§ Items from a dataset
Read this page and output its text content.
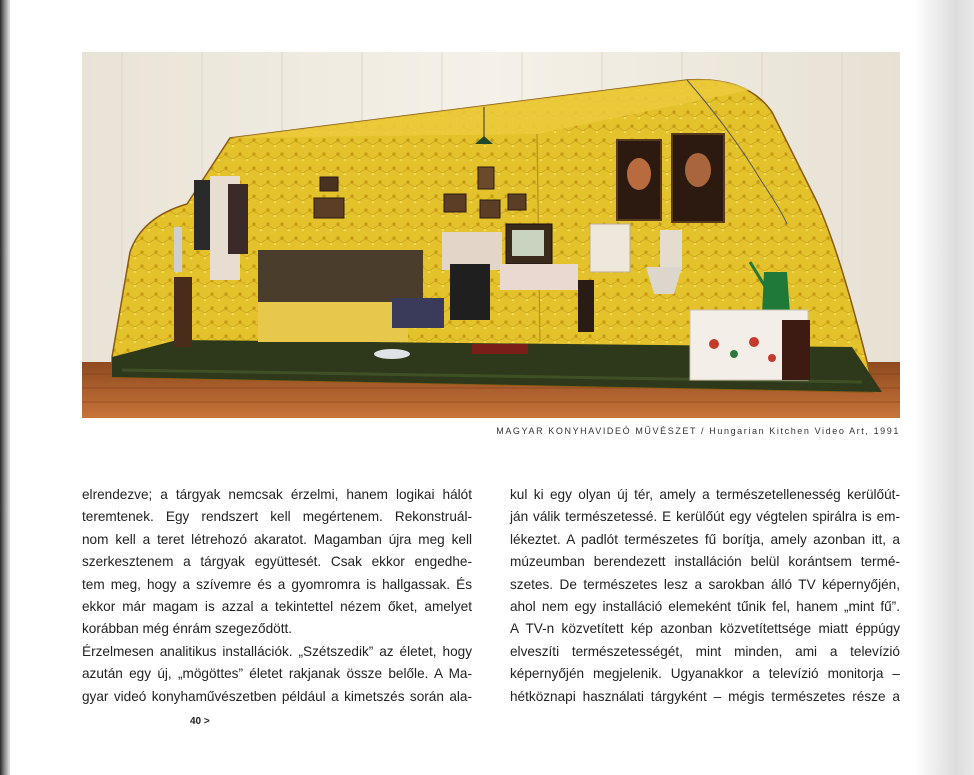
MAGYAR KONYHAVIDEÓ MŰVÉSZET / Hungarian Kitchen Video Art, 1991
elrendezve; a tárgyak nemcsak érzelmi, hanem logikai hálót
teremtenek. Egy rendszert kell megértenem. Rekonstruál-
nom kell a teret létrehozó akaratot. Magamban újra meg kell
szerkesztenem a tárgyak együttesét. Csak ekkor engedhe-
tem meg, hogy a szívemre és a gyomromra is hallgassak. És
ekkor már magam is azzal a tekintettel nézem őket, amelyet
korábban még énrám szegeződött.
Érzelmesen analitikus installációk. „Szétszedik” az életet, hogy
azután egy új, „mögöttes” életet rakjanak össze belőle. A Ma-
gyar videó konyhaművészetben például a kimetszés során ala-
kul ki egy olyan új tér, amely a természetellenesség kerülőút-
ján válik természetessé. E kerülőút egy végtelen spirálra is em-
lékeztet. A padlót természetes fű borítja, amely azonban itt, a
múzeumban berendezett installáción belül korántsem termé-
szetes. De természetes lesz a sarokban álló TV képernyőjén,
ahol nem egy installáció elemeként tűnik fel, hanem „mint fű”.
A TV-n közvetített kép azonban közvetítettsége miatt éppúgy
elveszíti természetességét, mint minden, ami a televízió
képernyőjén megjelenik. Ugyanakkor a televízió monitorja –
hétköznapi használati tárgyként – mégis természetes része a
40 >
* * *
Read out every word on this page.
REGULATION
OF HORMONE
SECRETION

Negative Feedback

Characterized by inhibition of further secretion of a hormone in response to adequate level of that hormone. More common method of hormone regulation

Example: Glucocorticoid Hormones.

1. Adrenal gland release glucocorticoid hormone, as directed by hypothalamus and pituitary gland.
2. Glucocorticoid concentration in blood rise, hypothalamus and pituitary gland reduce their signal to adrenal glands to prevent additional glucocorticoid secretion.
--
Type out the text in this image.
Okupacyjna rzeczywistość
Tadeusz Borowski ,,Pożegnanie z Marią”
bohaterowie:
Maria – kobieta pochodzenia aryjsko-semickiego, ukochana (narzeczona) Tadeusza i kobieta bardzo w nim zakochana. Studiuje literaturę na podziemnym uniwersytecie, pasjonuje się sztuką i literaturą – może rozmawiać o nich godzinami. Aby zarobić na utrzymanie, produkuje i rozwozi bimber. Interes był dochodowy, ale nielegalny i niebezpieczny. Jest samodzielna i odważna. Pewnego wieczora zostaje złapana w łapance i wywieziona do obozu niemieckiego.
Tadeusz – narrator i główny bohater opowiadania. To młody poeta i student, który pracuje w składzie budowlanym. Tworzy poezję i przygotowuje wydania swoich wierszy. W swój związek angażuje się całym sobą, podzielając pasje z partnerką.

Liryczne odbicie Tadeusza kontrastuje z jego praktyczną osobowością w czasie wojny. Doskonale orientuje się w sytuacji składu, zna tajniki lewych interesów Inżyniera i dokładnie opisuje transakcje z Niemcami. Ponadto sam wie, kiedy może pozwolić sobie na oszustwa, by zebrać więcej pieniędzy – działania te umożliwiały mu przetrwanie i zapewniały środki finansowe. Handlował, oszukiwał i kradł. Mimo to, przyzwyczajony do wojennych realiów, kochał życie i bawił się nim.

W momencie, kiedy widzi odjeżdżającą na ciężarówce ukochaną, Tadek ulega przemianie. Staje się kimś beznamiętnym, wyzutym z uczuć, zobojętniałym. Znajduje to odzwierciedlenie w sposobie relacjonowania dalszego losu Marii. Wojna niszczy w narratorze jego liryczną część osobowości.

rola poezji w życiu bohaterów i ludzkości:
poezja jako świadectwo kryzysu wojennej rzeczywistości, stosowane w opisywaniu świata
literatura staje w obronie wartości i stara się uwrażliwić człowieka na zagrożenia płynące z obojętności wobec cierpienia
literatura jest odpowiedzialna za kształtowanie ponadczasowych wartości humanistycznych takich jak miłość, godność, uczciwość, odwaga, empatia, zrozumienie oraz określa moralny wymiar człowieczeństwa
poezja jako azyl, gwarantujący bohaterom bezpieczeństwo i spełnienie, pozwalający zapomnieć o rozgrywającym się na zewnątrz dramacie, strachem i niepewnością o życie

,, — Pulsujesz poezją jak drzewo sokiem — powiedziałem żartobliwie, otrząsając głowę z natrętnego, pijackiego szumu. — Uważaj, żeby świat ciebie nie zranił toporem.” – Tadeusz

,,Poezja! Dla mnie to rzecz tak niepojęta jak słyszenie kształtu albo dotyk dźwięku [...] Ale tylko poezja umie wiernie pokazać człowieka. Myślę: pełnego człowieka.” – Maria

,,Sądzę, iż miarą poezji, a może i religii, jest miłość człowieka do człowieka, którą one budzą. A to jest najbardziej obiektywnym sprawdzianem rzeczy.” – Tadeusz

§ Work to be completed
In how many lines of the data does the string "jako" appear? Give only the number.

§ Answer to this task
2